**EXERCISE OBJECTIVE**
Look for "已发单待发货" in the listing below. Gather each line that contains it.

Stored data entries
★ ★ ★
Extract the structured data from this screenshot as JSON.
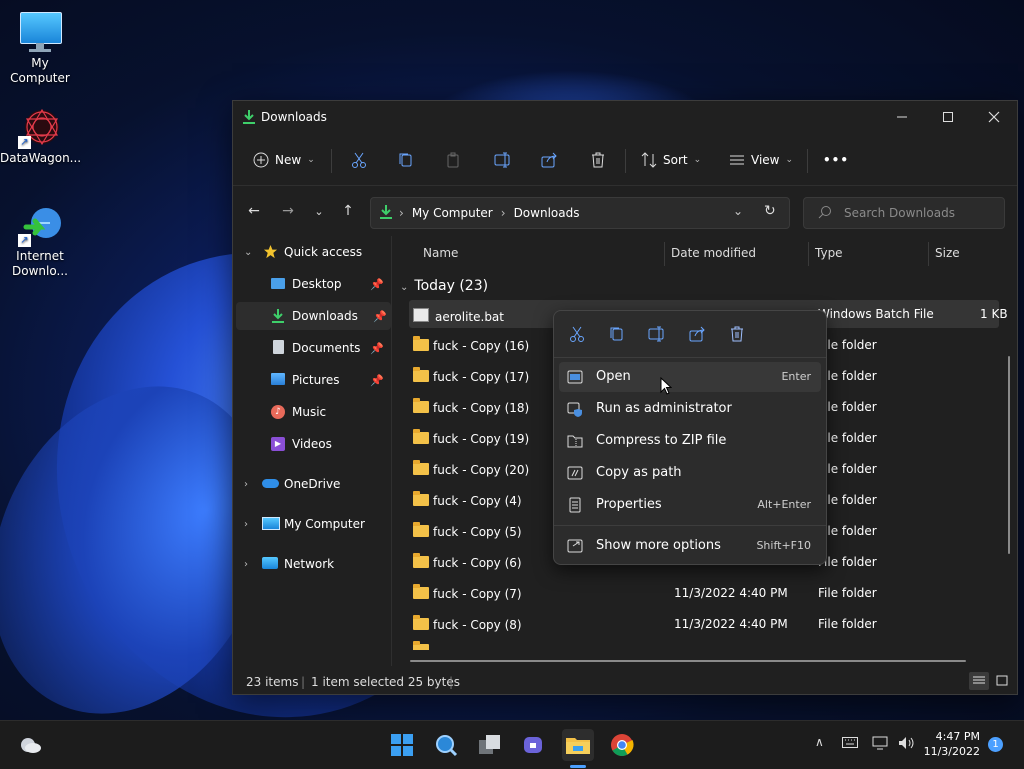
{
  "desktop": {
    "icons": [
      {
        "label": "My Computer"
      },
      {
        "label": "DataWagon..."
      },
      {
        "label": "Internet Downlo..."
      }
    ]
  },
  "window": {
    "title": "Downloads",
    "toolbar": {
      "new_label": "New",
      "sort_label": "Sort",
      "view_label": "View",
      "more_label": "•••"
    },
    "address": {
      "crumbs": [
        "My Computer",
        "Downloads"
      ]
    },
    "search": {
      "placeholder": "Search Downloads"
    }
  },
  "sidebar": {
    "quick_access": "Quick access",
    "items": [
      {
        "label": "Desktop",
        "pinned": true
      },
      {
        "label": "Downloads",
        "pinned": true,
        "selected": true
      },
      {
        "label": "Documents",
        "pinned": true
      },
      {
        "label": "Pictures",
        "pinned": true
      },
      {
        "label": "Music",
        "pinned": false
      },
      {
        "label": "Videos",
        "pinned": false
      }
    ],
    "onedrive": "OneDrive",
    "my_computer": "My Computer",
    "network": "Network"
  },
  "columns": {
    "name": "Name",
    "date": "Date modified",
    "type": "Type",
    "size": "Size"
  },
  "group": {
    "label": "Today (23)"
  },
  "files": [
    {
      "name": "aerolite.bat",
      "date": "",
      "type": "Windows Batch File",
      "size": "1 KB",
      "kind": "bat",
      "selected": true
    },
    {
      "name": "fuck - Copy (16)",
      "date": "",
      "type": "File folder",
      "size": "",
      "kind": "folder"
    },
    {
      "name": "fuck - Copy (17)",
      "date": "",
      "type": "File folder",
      "size": "",
      "kind": "folder"
    },
    {
      "name": "fuck - Copy (18)",
      "date": "",
      "type": "File folder",
      "size": "",
      "kind": "folder"
    },
    {
      "name": "fuck - Copy (19)",
      "date": "",
      "type": "File folder",
      "size": "",
      "kind": "folder"
    },
    {
      "name": "fuck - Copy (20)",
      "date": "",
      "type": "File folder",
      "size": "",
      "kind": "folder"
    },
    {
      "name": "fuck - Copy (4)",
      "date": "",
      "type": "File folder",
      "size": "",
      "kind": "folder"
    },
    {
      "name": "fuck - Copy (5)",
      "date": "",
      "type": "File folder",
      "size": "",
      "kind": "folder"
    },
    {
      "name": "fuck - Copy (6)",
      "date": "",
      "type": "File folder",
      "size": "",
      "kind": "folder"
    },
    {
      "name": "fuck - Copy (7)",
      "date": "11/3/2022 4:40 PM",
      "type": "File folder",
      "size": "",
      "kind": "folder"
    },
    {
      "name": "fuck - Copy (8)",
      "date": "11/3/2022 4:40 PM",
      "type": "File folder",
      "size": "",
      "kind": "folder"
    }
  ],
  "status": {
    "count": "23 items",
    "selected": "1 item selected  25 bytes"
  },
  "context_menu": {
    "items": [
      {
        "label": "Open",
        "key": "Enter",
        "icon": "open-icon"
      },
      {
        "label": "Run as administrator",
        "key": "",
        "icon": "shield-icon"
      },
      {
        "label": "Compress to ZIP file",
        "key": "",
        "icon": "zip-icon"
      },
      {
        "label": "Copy as path",
        "key": "",
        "icon": "path-icon"
      },
      {
        "label": "Properties",
        "key": "Alt+Enter",
        "icon": "properties-icon"
      },
      {
        "label": "Show more options",
        "key": "Shift+F10",
        "icon": "more-options-icon"
      }
    ]
  },
  "taskbar": {
    "time": "4:47 PM",
    "date": "11/3/2022",
    "notifications": "1"
  }
}
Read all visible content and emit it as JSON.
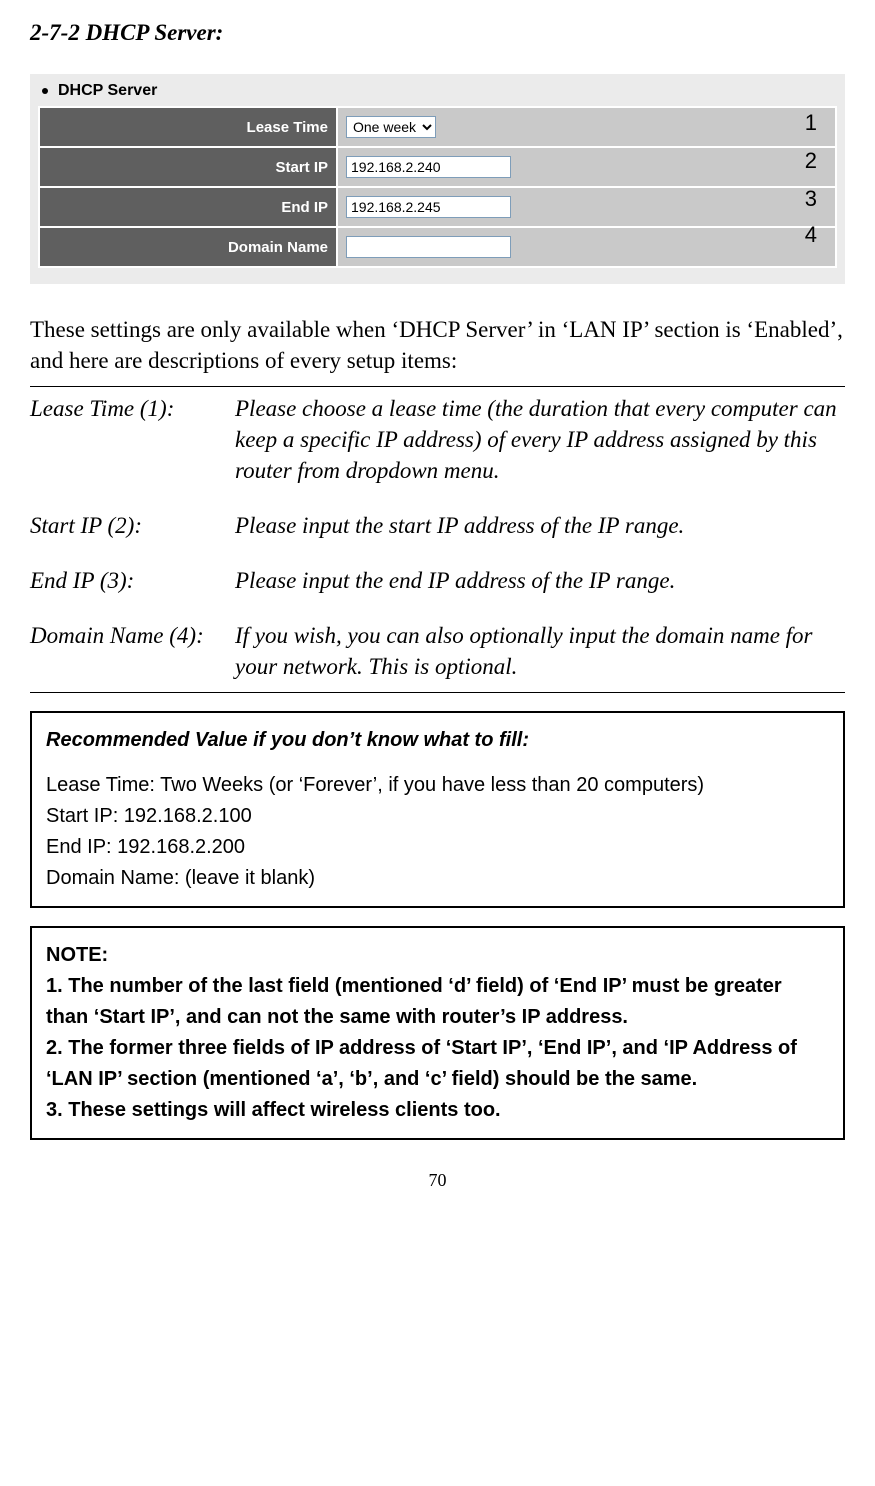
{
  "heading": "2-7-2 DHCP Server:",
  "screenshot": {
    "title": "DHCP Server",
    "rows": [
      {
        "label": "Lease Time",
        "type": "select",
        "value": "One week",
        "num": "1"
      },
      {
        "label": "Start IP",
        "type": "text",
        "value": "192.168.2.240",
        "num": "2"
      },
      {
        "label": "End IP",
        "type": "text",
        "value": "192.168.2.245",
        "num": "3"
      },
      {
        "label": "Domain Name",
        "type": "text",
        "value": "",
        "num": "4"
      }
    ]
  },
  "intro": "These settings are only available when ‘DHCP Server’ in ‘LAN IP’ section is ‘Enabled’, and here are descriptions of every setup items:",
  "defs": [
    {
      "label": "Lease Time (1):",
      "text": "Please choose a lease time (the duration that every computer can keep a specific IP address) of every IP address assigned by this router from dropdown menu."
    },
    {
      "label": "Start IP (2):",
      "text": "Please input the start IP address of the IP range."
    },
    {
      "label": "End IP (3):",
      "text": "Please input the end IP address of the IP range."
    },
    {
      "label": "Domain Name (4):",
      "text": "If you wish, you can also optionally input the domain name for your network. This is optional."
    }
  ],
  "rec_box": {
    "title": "Recommended Value if you don’t know what to fill:",
    "lines": [
      "Lease Time: Two Weeks (or ‘Forever’, if you have less than 20 computers)",
      "Start IP: 192.168.2.100",
      "End IP: 192.168.2.200",
      "Domain Name: (leave it blank)"
    ]
  },
  "note_box": {
    "title": "NOTE:",
    "lines": [
      "1. The number of the last field (mentioned ‘d’ field) of ‘End IP’ must be greater than ‘Start IP’, and can not the same with router’s IP address.",
      "2. The former three fields of IP address of ‘Start IP’, ‘End IP’, and ‘IP Address of ‘LAN IP’ section (mentioned ‘a’, ‘b’, and ‘c’ field) should be the same.",
      "3. These settings will affect wireless clients too."
    ]
  },
  "page_number": "70"
}
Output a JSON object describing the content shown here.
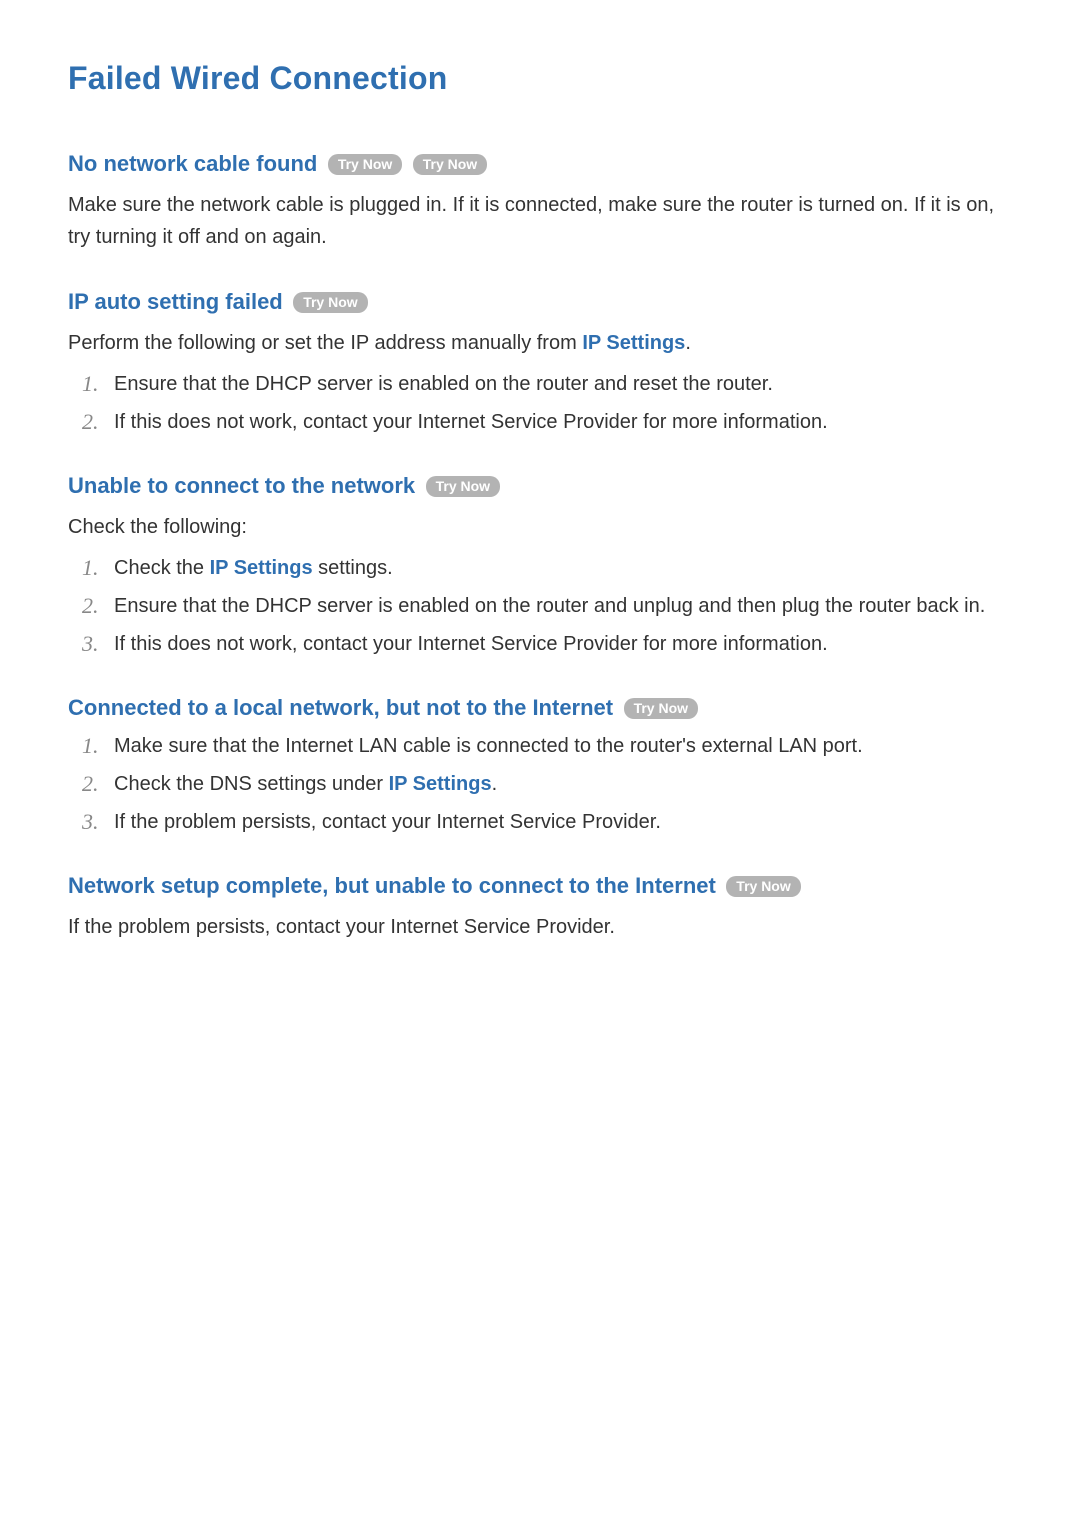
{
  "page_title": "Failed Wired Connection",
  "try_now_label": "Try Now",
  "sections": {
    "no_cable": {
      "title": "No network cable found",
      "body": "Make sure the network cable is plugged in. If it is connected, make sure the router is turned on. If it is on, try turning it off and on again."
    },
    "ip_auto": {
      "title": "IP auto setting failed",
      "intro_pre": "Perform the following or set the IP address manually from ",
      "intro_link": "IP Settings",
      "intro_post": ".",
      "items": [
        "Ensure that the DHCP server is enabled on the router and reset the router.",
        "If this does not work, contact your Internet Service Provider for more information."
      ]
    },
    "unable_connect": {
      "title": "Unable to connect to the network",
      "intro": "Check the following:",
      "item1_pre": "Check the ",
      "item1_link": "IP Settings",
      "item1_post": " settings.",
      "item2": "Ensure that the DHCP server is enabled on the router and unplug and then plug the router back in.",
      "item3": "If this does not work, contact your Internet Service Provider for more information."
    },
    "local_not_internet": {
      "title": "Connected to a local network, but not to the Internet",
      "item1": "Make sure that the Internet LAN cable is connected to the router's external LAN port.",
      "item2_pre": "Check the DNS settings under ",
      "item2_link": "IP Settings",
      "item2_post": ".",
      "item3": "If the problem persists, contact your Internet Service Provider."
    },
    "setup_complete": {
      "title": "Network setup complete, but unable to connect to the Internet",
      "body": "If the problem persists, contact your Internet Service Provider."
    }
  },
  "nums": {
    "n1": "1.",
    "n2": "2.",
    "n3": "3."
  }
}
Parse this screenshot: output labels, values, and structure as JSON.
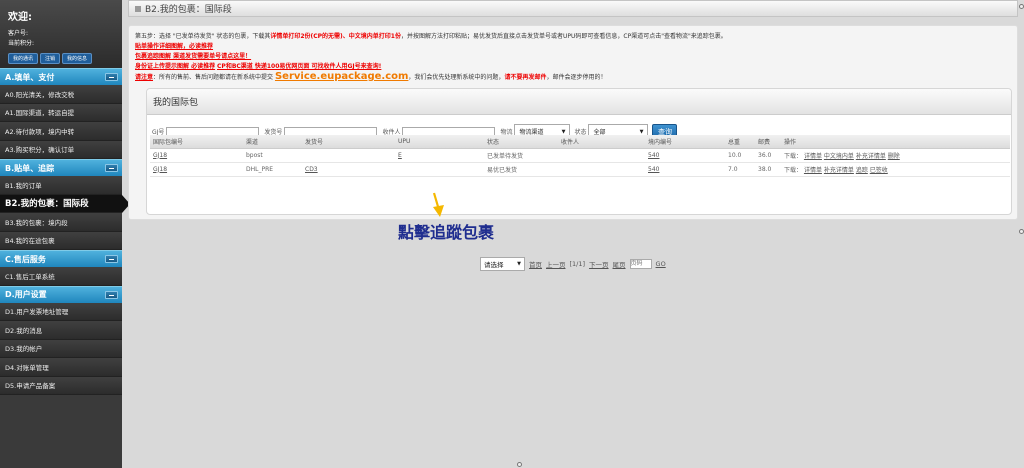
{
  "sidebar": {
    "welcome_title": "欢迎:",
    "customer_label": "客户号:",
    "points_label": "当前积分:",
    "buttons": [
      "我的通讯",
      "注销",
      "我的信息"
    ],
    "sections": [
      {
        "title": "A.填单、支付",
        "items": [
          "A0.阳光清关，修改交税",
          "A1.国际渠道，转运自提",
          "A2.待付款项，境内中转",
          "A3.购买积分，确认订单"
        ]
      },
      {
        "title": "B.贴单、追踪",
        "items": [
          "B1.我的订单",
          "B2.我的包裹：国际段",
          "B3.我的包裹：境内段",
          "B4.我的在途包裹"
        ],
        "active_index": 1
      },
      {
        "title": "C.售后服务",
        "items": [
          "C1.售后工单系统"
        ]
      },
      {
        "title": "D.用户设置",
        "items": [
          "D1.用户发票地址管理",
          "D2.我的消息",
          "D3.我的帐户",
          "D4.对账单管理",
          "D5.申请产品备案"
        ]
      }
    ]
  },
  "topbar": {
    "title": "B2.我的包裹：国际段"
  },
  "instructions": {
    "line1_a": "第五步：选择 \"已发单待发货\" 状态的包裹，下载其",
    "line1_b": "详情单打印2份(CP的无需)、中文境内单打印1份",
    "line1_c": "，并按图解方法打印粘贴；易优发货后直接点击发货单号或者UPU码即可查看信息，CP渠道可点击\"查看物流\"来追踪包裹。",
    "line2": "贴单操作详细图解，必读推荐",
    "line3": "包裹追踪图解 渠道发货需要单号请点这里！",
    "line4_a": "身份证上传提示图解 必读推荐",
    "line4_b": "CP和BC渠道 快递100易优网页面 可找收件人用GJ号来查询!",
    "line5_a": "请注意",
    "line5_b": "：所有的售前、售后问题都请在新系统中提交",
    "line5_c": "Service.eupackage.com",
    "line5_d": "，我们会优先处理新系统中的问题，",
    "line5_e": "请不要再发邮件",
    "line5_f": "，邮件会逐步停用的！"
  },
  "box": {
    "title": "我的国际包",
    "filters": {
      "gj_label": "GJ号",
      "ship_label": "发货号",
      "recipient_label": "收件人",
      "logistics_label": "物流",
      "logistics_value": "物流渠道",
      "status_label": "状态",
      "status_value": "全部",
      "query_button": "查询"
    },
    "columns": [
      "国际包编号",
      "渠道",
      "发货号",
      "UPU",
      "状态",
      "收件人",
      "境内编号",
      "总重",
      "邮费",
      "操作"
    ],
    "rows": [
      {
        "id": "GJ18",
        "channel": "bpost",
        "ship": "",
        "upu": "E",
        "status": "已发单待发货",
        "recipient": "",
        "domestic": "540",
        "weight": "10.0",
        "fee": "36.0",
        "ops_label": "下载：",
        "ops": [
          "详情单",
          "中文境内单",
          "补充详情单",
          "删除"
        ]
      },
      {
        "id": "GJ18",
        "channel": "DHL_PRE",
        "ship": "CD3",
        "upu": "",
        "status": "易优已发货",
        "recipient": "",
        "domestic": "540",
        "weight": "7.0",
        "fee": "38.0",
        "ops_label": "下载：",
        "ops": [
          "详情单",
          "补充详情单",
          "追踪",
          "已签收"
        ]
      }
    ]
  },
  "pager": {
    "select_label": "请选择",
    "first": "首页",
    "prev": "上一页",
    "info": "[1/1]",
    "next": "下一页",
    "last": "尾页",
    "page_placeholder": "页码",
    "go": "GO"
  },
  "annotation": {
    "text": "點擊追蹤包裹",
    "arrow_color": "#f5b800"
  }
}
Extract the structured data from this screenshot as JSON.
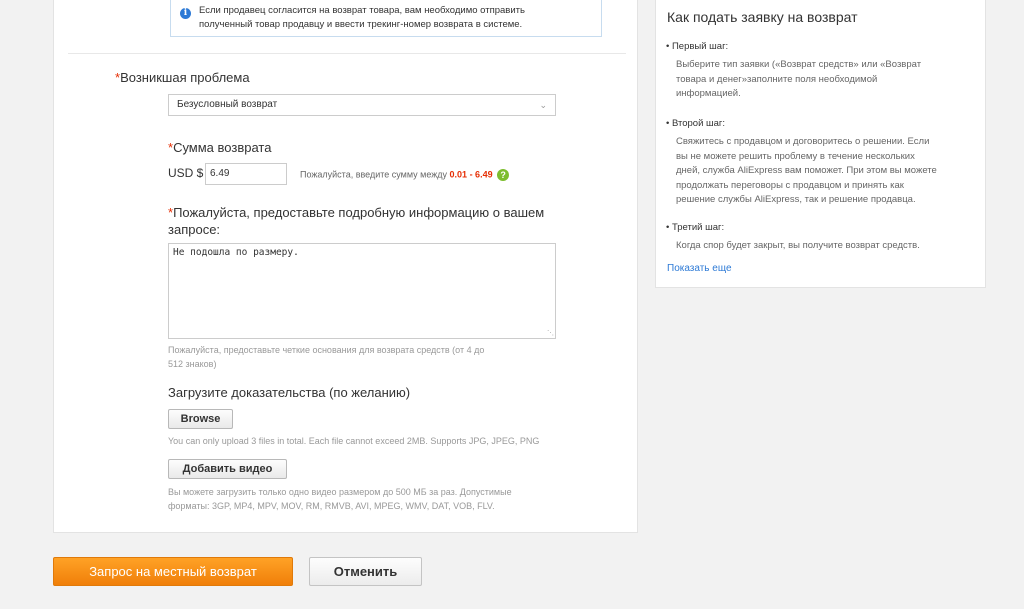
★ ★ ★
**EXERCISE ANSWER**
    "line1_a": "第五步：选择 \"已发单待发货\" 状态的包裹，下载其",
        "status": "已发单待发货",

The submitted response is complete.